> _Consignes_:
- 1) Recopiez sans rien changer le passage de l’article sur la convention de la Fédération des OPH qui commence à "Alors quand il" et se termine à "adoptée à l’unanimité.".
- 2) Pour chacune des affirmations suivantes, dites si elle concorde avec l’article sur la convention de la Fédération des OPH en répondant par oui ou par non, puis citez à l’identique les mots de l’article qui tranchent. (a) La convention s’est tenue à Nancy. (b) Les logements classés A, B et C représentent aujourd’hui 27 % du parc des Offices. (c) Pour 2022-2026, les OPH prévoient d’investir en moyenne 10,4 Md€ par an.
- 3) Reprenez l’article sur la convention de la Fédération des OPH à la suite de sa dernière phrase et rédigez-en la continuation.

> _Source_:
Actualités Habitat n°1191

Paru dans

JUIN 2023

Actualités Habitat n°1191

Date de publication :

04 juillet 2023

Auteur(s) :

VALÉRIE LIQUET

Fédération des OPH : une convention de solutions pour affronter la crise

La convention de la Fédération des OPH s’est tenue à Nancy les 1er et 2  juin sur le thème Les opérateurs publics Hlm, créateurs de solutions et boucliers en temps de crises, en l’absence remarquée d’Olivier Klein. Ses oreilles ont sans aucun doute sifflé.

“Dommage que le ministre ne soit pas là, j’aurais bien aimé lui montrer ces chiffres”. Les fameux chiffres que Fabienne Labrette-Ménager aurait voulu présenter à Olivier Klein illustrent combien “les OPH sont restés confiants et volontaristes malgré des perspectives financières compliquées”. Ils ont ainsi, entre 2017 et 2021, investi 7,3 Md€ par an dont 3,9 Md€ pour la construction neuve, a indiqué la présidente du comité fédéral d’autocontrôle de la Fédération des OPH. Les logements classés A, B et C, qui représentaient 27% du parc des Offices en 2010, sont à 47% aujourd’hui.


Quant aux 276 000 qui demeurent en classes E, F et G, les OPH entendent bien, en les rénovant profondément, les amener directement aux étiquettes A ou B, conscients que les coûts seront désormais de l’ordre de 80 000-100 000 € par logement, contre 35 000-50 000 € il y a encore quelques années. Au total, pour la période 2022-2026, les OPH déclarent vouloir investir en moyenne 10,4 Md€ par an durant 5 ans, soit une hausse de 42% par rapport à la période 2017-2021. Avec un investissement travaux particulièrement volontariste (+ 118%).


Mais ces projections, c’était sur la base des paramètres de novembre 2022, avant la hausse du taux du Livret A à 3% en février, et avant celle d’août anticipée à 4%. “Les OPH sont percutés par le mur de la réalité”, observe le président de la Fédération, Marcel Rogemont, “bloquant la dynamique vertueuse d’investissement nécessaire pour relever les défis sociaux et environnementaux”.

 

Lignes rouges

Alors quand il s’agit de tracer les “lignes rouges” pour un éventuel Pacte de confiance entre le Mouvement Hlm et l’État, la condition première de la FOPH serait que le gouvernement bloque le taux de Livret A à 3%. Il faudrait également rétablir un taux de TVA à 5,5% pour tous les investissements des organismes de logement social, “voire un taux encore inférieur pour les travaux de rénovation énergétique”, est-il écrit dans la résolution adoptée à l’unanimité.

> _Données fournies_:
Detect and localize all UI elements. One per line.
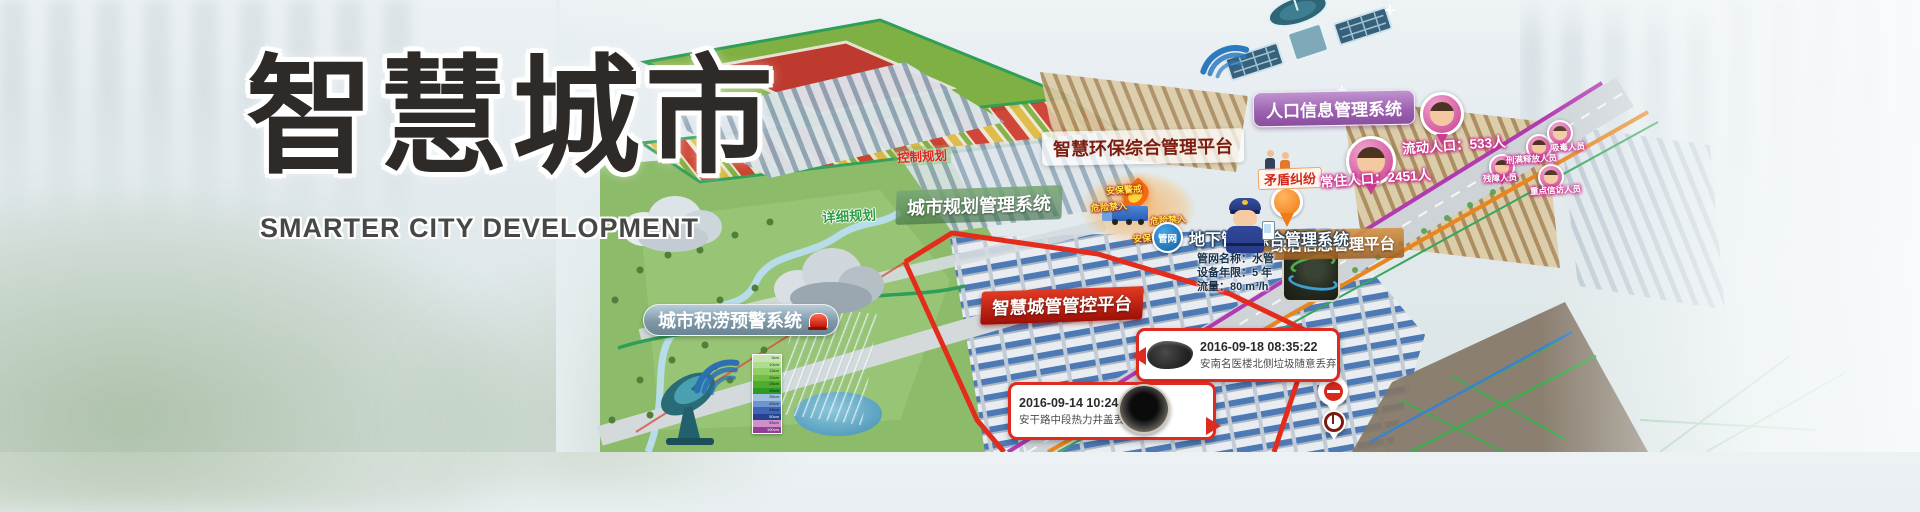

> _Réponses_:
- 1)
Alors quand il s’agit de tracer les “lignes rouges” pour un éventuel Pacte de confiance entre le Mouvement Hlm et l’État, la condition première de la FOPH serait que le gouvernement bloque le taux de Livret A à 3%. Il faudrait également rétablir un taux de TVA à 5,5% pour tous les investissements des organismes de logement social, “voire un taux encore inférieur pour les travaux de rénovation énergétique”, est-il écrit dans la résolution adoptée à l’unanimité.

- 2)
(a) Oui : « s’est tenue à Nancy ».
(b) Non : « qui représentaient 27% du parc des Offices en 2010, sont à 47% aujourd’hui ».
(c) Oui : « les OPH déclarent vouloir investir en moyenne 10,4 Md€ par an durant 5 ans ».

- 3)
La Fédération s’opposerait aussi à “toute disposition mettant en cause le bail à durée déterminée, gage de stabilité pour des gens qui souvent n’en ont guère dans le travail”, et à toute mesure qui viserait à adapter le loyer aux revenus “alors que c’est l’essence même des APL”.


La FOPH demande sans surprise l’arrêt de la RLS, la création d’une MaPrimeRénov’ Hlm et “la réorientation des dépenses publiques consacrées au logement défiscalisé vers le logement social”. Si Élisabeth Borne a bien annoncé quelques jours plus tard, le 5 juin, en conclusion du CNR Logement, la suppression du dispositif fiscal Pinel et la rétractation du PTZ, c’est clairement pour économiser 2 Md€ à terme au budget de l’État, comme l’a confirmé Bruno Le Maire aux Assises des Finances publiques du 19 juin, et non pour les redéployer vers le secteur Hlm. Comme le soufflait un participant en marge de la convention : les négociations sur le Pacte de confiance sont en cours, et le projet de loi de Finances n’est pas encore voté.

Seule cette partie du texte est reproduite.